Lately, these are some words and phrases that feel soft and true to me.
Breathe and see what happens
One of my favorite sayings is ‘breathe and see what happens.’ (Ra Uru Hu). It might sound superficial or passive at first glance but ~as always~ there is depth and more meaning.
To me, this phrase is a prayer of trust. It’s a hey, it’s gonna work out, just keep breathing and being here. It’s a reminder that I can trust myself, that I can trust my body, that I can trust life to take me where I need to go. This is how I want to live: with awareness, with presence, with trust.
Really, aren’t we all just breathing and seeing what happens next? I mean to some extent, you can guide the ship and direct where you’re going and who you’re with. You can be intentional about what you’re breathing more energy into and pivot as many times along the way as you need to.
Ultimately, though, you’re not in control of nature or other people, and being overly attached to feelings, plans, or specific outcomes will rob you of the beauty of what is true in the present moment.
The Paradox of Planning for the Future
Ram Dass, a spiritual teacher I love, talks about the “paradox of planning for the future.” (for context, Ram Dass is the ‘be here now’ guy who did a bunch of psilocybin and wrote the beautiful book called Be Here Now that is full of trippy & true wisdom).
Essentially, Ram Dass describes that as much as you plan and prepare for something in the future (a talk, a party, a test, a conversation, etc), you really cannot know what the present moment will look and feel like when the time you planned for arrives.
Here are some of his words:
“Since the planning for that future situation is missing the existential components that will exist in that situation, you are planning in the absence of all the data.”
“What will happen is that when I get there, if I’m so wedded to the plan I had made then, I will do violence to what the existential moment is in order to impose my plan at that time.”
“So being here now is the best preparation for when you are there then or when there then is here now.”
(I mean, this last quote is so freaking delightful. I can feel Ram Dass laughing as he said it.)
When you’re living with awareness, you can be more intentional about the jobs/people/plans you’re saying yes to. Agency is great. You can plan all you want, you can be incredibly specific about what you want to have happen in your life — and also, at some point you must surrender to the unfolding. Breathe and see what happens.
I don’t have to know until I’m supposed to know.
A perpetual yes girl? Not I! More likely to say “I don’t know! or Maybe” which is infuriating to many, I get it. (but once I know it’s a yes, it’s a yes & my whole body can get on board.)
I think that culturally there has been a pressure to know things immediately — to know the answers to “how do you feel about that” or “what do you want to do” or “do you want to do this or that.” To give an immediate answer about a job, to respond in the heat of the moment, to ‘just do it’, etc.
I’m learning that it takes time to know things and that nothing can be rushed before it is time. Not everything is urgent or immediate. I think waiting and patience require bravery, which require self-awareness.
My current go-to mantra is “I don’t have to know until I’m supposed to know.”
That’s it! I don’t have to know what to do until I’m supposed to know. I’ll figure it out when the time is right. If I don’t know what to do yet, I can wait until I do. It’s worked every time so far. (I got this line from Courtney Rousseau, a human design guide).

Challenge A
Can you quote, line for line, the part of the listing below that runs from the line containing "- file-item[interactable]: preprocess_i" through the line containing "- open-file-icon[interactable]: [912, 550, 942, 578]", with both of those lines included?

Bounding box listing
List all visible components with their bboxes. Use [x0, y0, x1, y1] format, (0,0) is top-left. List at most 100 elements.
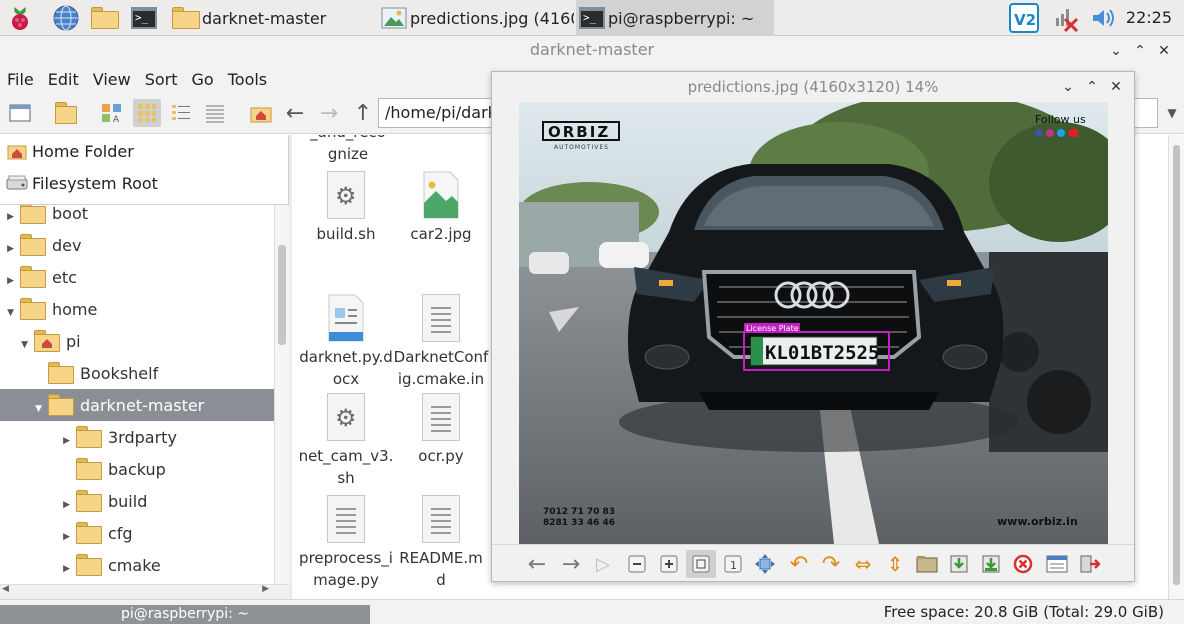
- file-item[interactable]: preprocess_i mage.py: [298, 495, 394, 591]
- tree-item[interactable]: Bookshelf: [0, 357, 274, 389]
- rotate-right-icon[interactable]: ↷: [816, 550, 846, 578]
- tree-expander[interactable]: ▶: [0, 524, 70, 543]
- next-image-icon[interactable]: →: [556, 550, 586, 578]
- flip-horizontal-icon[interactable]: ⇔: [848, 550, 878, 578]
- minimize-button[interactable]: ⌄: [1056, 73, 1080, 101]
- close-button[interactable]: ✕: [1152, 37, 1176, 65]
- menu-edit[interactable]: Edit: [41, 70, 86, 89]
- tree-item[interactable]: ▶ cmake: [0, 549, 274, 581]
- zoom-in-icon[interactable]: [654, 550, 684, 578]
- slideshow-play-icon[interactable]: ▷: [588, 550, 618, 578]
- menu-go[interactable]: Go: [185, 70, 221, 89]
- file-item[interactable]: ⚙ build.sh: [298, 171, 394, 245]
- preferences-icon[interactable]: [1042, 550, 1072, 578]
- tree-scrollbar[interactable]: [274, 205, 289, 589]
- maximize-button[interactable]: ⌃: [1128, 37, 1152, 65]
- open-file-icon[interactable]: [912, 550, 942, 578]
- previous-image-icon[interactable]: ←: [522, 550, 552, 578]
- tree-expander[interactable]: ▶: [0, 492, 70, 511]
- tree-item[interactable]: ▼ home: [0, 293, 274, 325]
- home-icon[interactable]: [247, 99, 275, 127]
- tree-item-label: cfg: [108, 523, 133, 543]
- network-disconnected-icon[interactable]: [1050, 2, 1082, 34]
- tree-item[interactable]: ▼ darknet-master: [0, 389, 274, 421]
- original-size-icon[interactable]: 1: [718, 550, 748, 578]
- back-arrow-icon[interactable]: ←: [281, 99, 309, 127]
- folder-icon: [76, 490, 102, 512]
- desktop: >_ darknet-master predictions.jpg (4160.…: [0, 0, 1184, 624]
- prediction-image[interactable]: License Plate KL01BT2525 ORBIZ AUTOMOTIV…: [519, 102, 1108, 544]
- tree-item[interactable]: ▶ build: [0, 485, 274, 517]
- raspberry-menu-icon[interactable]: [4, 2, 36, 34]
- view-list-icon[interactable]: [201, 99, 229, 127]
- task-image-viewer[interactable]: predictions.jpg (4160...: [378, 0, 574, 36]
- brand-subtitle: AUTOMOTIVES: [554, 144, 609, 151]
- menu-sort[interactable]: Sort: [138, 70, 185, 89]
- terminal-icon[interactable]: >_: [128, 2, 160, 34]
- tree-item[interactable]: ▶ boot: [0, 205, 274, 229]
- tree-expander[interactable]: ▶: [0, 205, 14, 223]
- exit-icon[interactable]: [1074, 550, 1104, 578]
- menu-tools[interactable]: Tools: [221, 70, 274, 89]
- file-manager-titlebar[interactable]: darknet-master ⌄ ⌃ ✕: [0, 36, 1184, 66]
- file-item[interactable]: darknet.py.d ocx: [298, 294, 394, 390]
- file-manager-icon[interactable]: [89, 2, 121, 34]
- place-home-folder[interactable]: Home Folder: [0, 135, 288, 167]
- tree-horizontal-scrollbar[interactable]: ◀ ▶: [0, 584, 289, 599]
- view-compact-icon[interactable]: [167, 99, 195, 127]
- up-arrow-icon[interactable]: ↑: [349, 99, 377, 127]
- web-browser-icon[interactable]: [50, 2, 82, 34]
- maximize-button[interactable]: ⌃: [1080, 73, 1104, 101]
- file-item[interactable]: car2.jpg: [393, 171, 489, 245]
- task-terminal[interactable]: >_ pi@raspberrypi: ~: [576, 0, 774, 36]
- file-item[interactable]: DarknetConf ig.cmake.in: [393, 294, 489, 390]
- fullscreen-icon[interactable]: [750, 550, 780, 578]
- close-button[interactable]: ✕: [1104, 73, 1128, 101]
- view-icons-icon[interactable]: [133, 99, 161, 127]
- tree-expander[interactable]: ▶: [0, 268, 14, 287]
- folder-icon: [170, 2, 202, 34]
- image-viewer-titlebar[interactable]: predictions.jpg (4160x3120) 14%: [492, 72, 1134, 102]
- flip-vertical-icon[interactable]: ⇕: [880, 550, 910, 578]
- minimize-button[interactable]: ⌄: [1104, 37, 1128, 65]
- file-item[interactable]: README.m d: [393, 495, 489, 591]
- clock[interactable]: 22:25: [1126, 0, 1172, 36]
- vnc-icon[interactable]: V2: [1008, 2, 1040, 34]
- tree-item[interactable]: ▼ pi: [0, 325, 274, 357]
- tree-item[interactable]: ▶ 3rdparty: [0, 421, 274, 453]
- new-window-icon[interactable]: [6, 99, 34, 127]
- tree-expander[interactable]: ▶: [0, 428, 70, 447]
- save-as-icon[interactable]: [976, 550, 1006, 578]
- tree-item-label: etc: [52, 267, 77, 287]
- file-item[interactable]: ocr.py: [393, 393, 489, 467]
- view-thumbnails-icon[interactable]: A: [98, 99, 126, 127]
- tree-expander[interactable]: ▶: [0, 556, 70, 575]
- new-folder-icon[interactable]: [52, 99, 80, 127]
- forward-arrow-icon[interactable]: →: [315, 99, 343, 127]
- tree-item[interactable]: ▶ dev: [0, 229, 274, 261]
- tree-expander[interactable]: ▼: [0, 332, 28, 351]
- tree-item[interactable]: ▶ cfg: [0, 517, 274, 549]
- folder-icon: [48, 362, 74, 384]
- tree-item[interactable]: backup: [0, 453, 274, 485]
- terminal-window-edge[interactable]: pi@raspberrypi: ~: [0, 605, 370, 624]
- rotate-left-icon[interactable]: ↶: [784, 550, 814, 578]
- path-dropdown-icon[interactable]: ▼: [1158, 99, 1184, 127]
- task-file-manager[interactable]: darknet-master: [170, 0, 370, 36]
- menu-file[interactable]: File: [0, 70, 41, 89]
- tree-expander[interactable]: ▼: [0, 396, 42, 415]
- file-item[interactable]: _and_reco gnize: [300, 135, 396, 165]
- delete-file-icon[interactable]: [1008, 550, 1038, 578]
- zoom-out-icon[interactable]: [622, 550, 652, 578]
- save-file-icon[interactable]: [944, 550, 974, 578]
- tree-item[interactable]: ▶ etc: [0, 261, 274, 293]
- file-view-scrollbar[interactable]: [1168, 135, 1184, 599]
- tree-expander[interactable]: ▼: [0, 300, 14, 319]
- tree-expander[interactable]: ▶: [0, 236, 14, 255]
- place-filesystem-root[interactable]: Filesystem Root: [0, 167, 288, 199]
- zoom-fit-icon[interactable]: [686, 550, 716, 578]
- file-label: DarknetConf ig.cmake.in: [393, 348, 489, 388]
- menu-view[interactable]: View: [86, 70, 138, 89]
- file-item[interactable]: ⚙ net_cam_v3. sh: [298, 393, 394, 489]
- volume-icon[interactable]: [1087, 2, 1119, 34]
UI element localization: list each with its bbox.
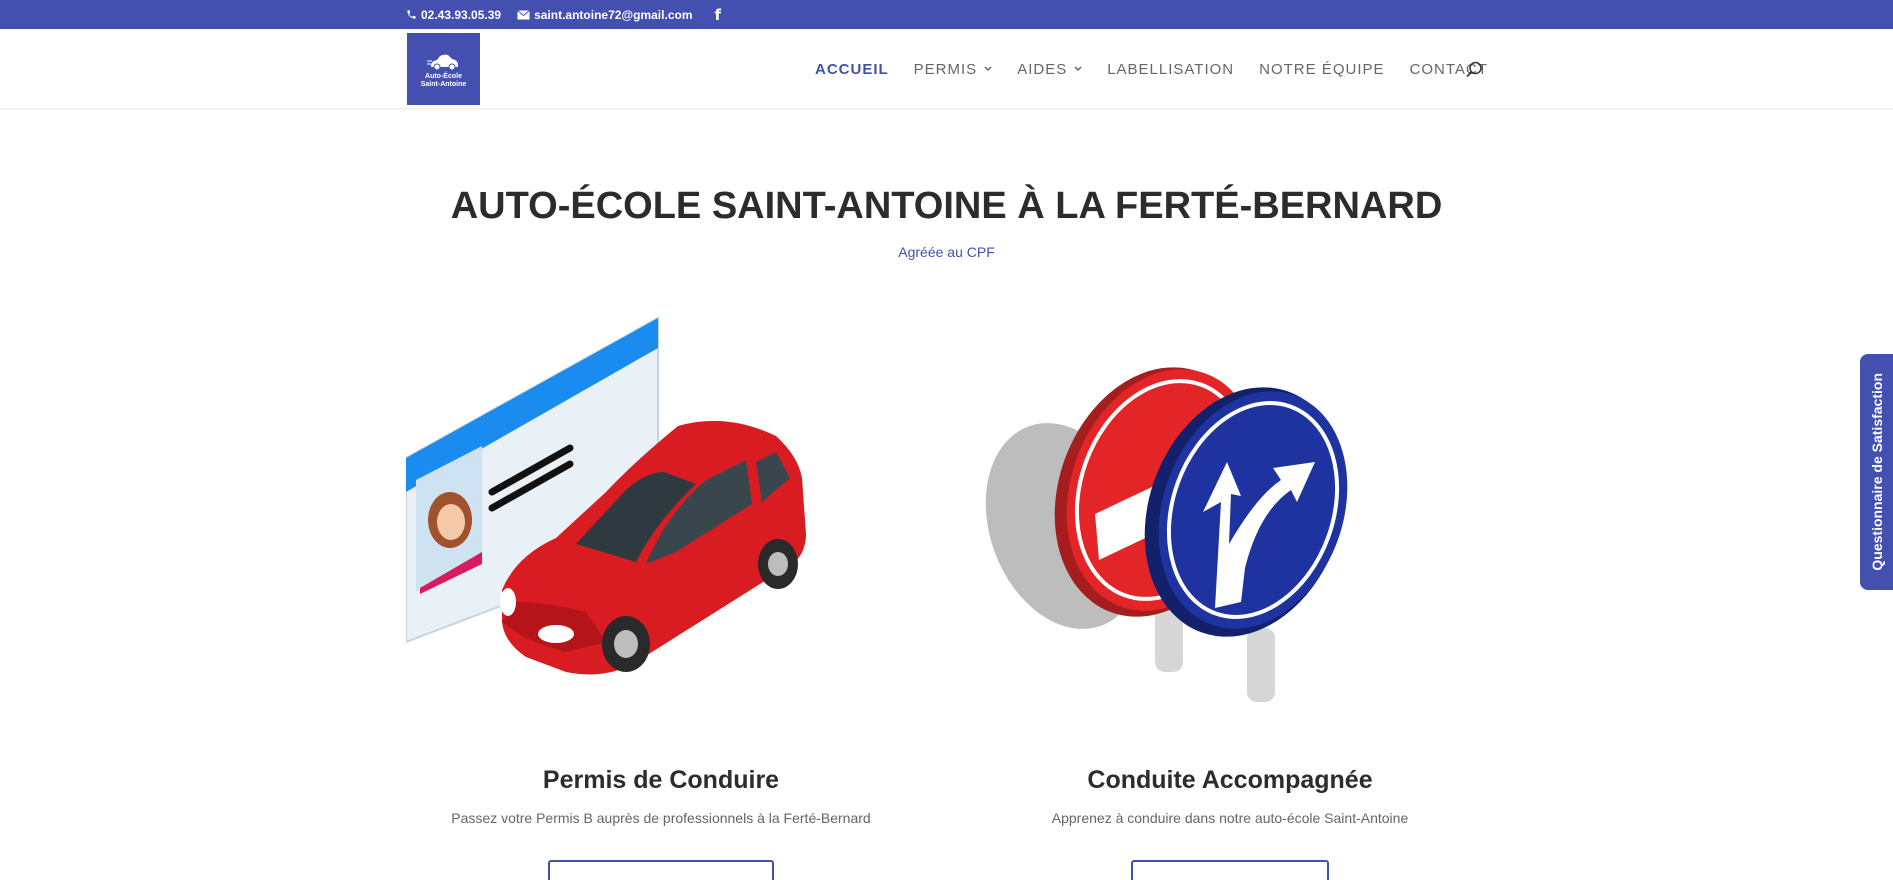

Challenge B
What does the essay on breathing and seeing what happens say between "That’s it! I" and "human design guide).", inclusive? Print that passage word for word.

Exercise response A
- file-item[interactable]: preprocess_i mage.py: [298, 495, 394, 591]
- tree-item[interactable]: Bookshelf: [0, 357, 274, 389]
- rotate-right-icon[interactable]: ↷: [816, 550, 846, 578]
- tree-expander[interactable]: ▶: [0, 524, 70, 543]
- next-image-icon[interactable]: →: [556, 550, 586, 578]
- flip-horizontal-icon[interactable]: ⇔: [848, 550, 878, 578]
- minimize-button[interactable]: ⌄: [1056, 73, 1080, 101]
- close-button[interactable]: ✕: [1152, 37, 1176, 65]
- menu-edit[interactable]: Edit: [41, 70, 86, 89]
- tree-item[interactable]: ▶ cmake: [0, 549, 274, 581]
- zoom-in-icon[interactable]: [654, 550, 684, 578]
- slideshow-play-icon[interactable]: ▷: [588, 550, 618, 578]
- menu-go[interactable]: Go: [185, 70, 221, 89]
- file-item[interactable]: ⚙ build.sh: [298, 171, 394, 245]
- preferences-icon[interactable]: [1042, 550, 1072, 578]
- tree-scrollbar[interactable]: [274, 205, 289, 589]
- maximize-button[interactable]: ⌃: [1128, 37, 1152, 65]
- open-file-icon[interactable]: [912, 550, 942, 578]

Exercise response B
That’s it! I don’t have to know what to do until I’m supposed to know. I’ll figure it out when the time is right. If I don’t know what to do yet, I can wait until I do. It’s worked every time so far. (I got this line from Courtney Rousseau, a human design guide).